### EXERCISE PROMPT
Write every record out again exactly, and keep images out of it.

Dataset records

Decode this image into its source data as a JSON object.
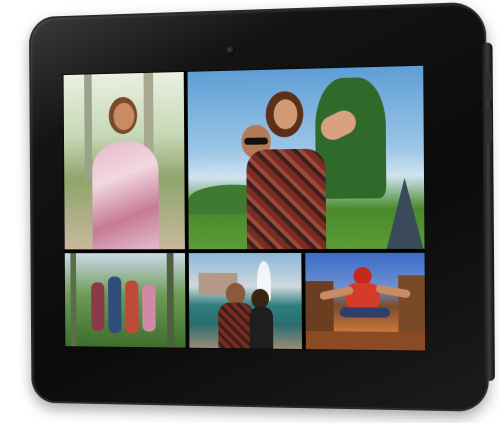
{
  "scene": {
    "device": "tablet",
    "screen_content": "photo collage",
    "photos": [
      {
        "id": "photo-woman-floral-dress"
      },
      {
        "id": "photo-couple-piggyback"
      },
      {
        "id": "photo-group-forest"
      },
      {
        "id": "photo-couple-fountain"
      },
      {
        "id": "photo-jumping-man-street"
      }
    ]
  },
  "colors": {
    "bezel": "#0b0b0b",
    "sky": "#5f9ed6",
    "grass": "#4a8a2d"
  }
}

### WRITTEN RESPONSE
Decode this image into its source data as a JSON object.
{
  "scene": {
    "device": "tablet",
    "screen_content": "photo collage",
    "photos": [
      {
        "id": "photo-woman-floral-dress"
      },
      {
        "id": "photo-couple-piggyback"
      },
      {
        "id": "photo-group-forest"
      },
      {
        "id": "photo-couple-fountain"
      },
      {
        "id": "photo-jumping-man-street"
      }
    ]
  },
  "colors": {
    "bezel": "#0b0b0b",
    "sky": "#5f9ed6",
    "grass": "#4a8a2d"
  }
}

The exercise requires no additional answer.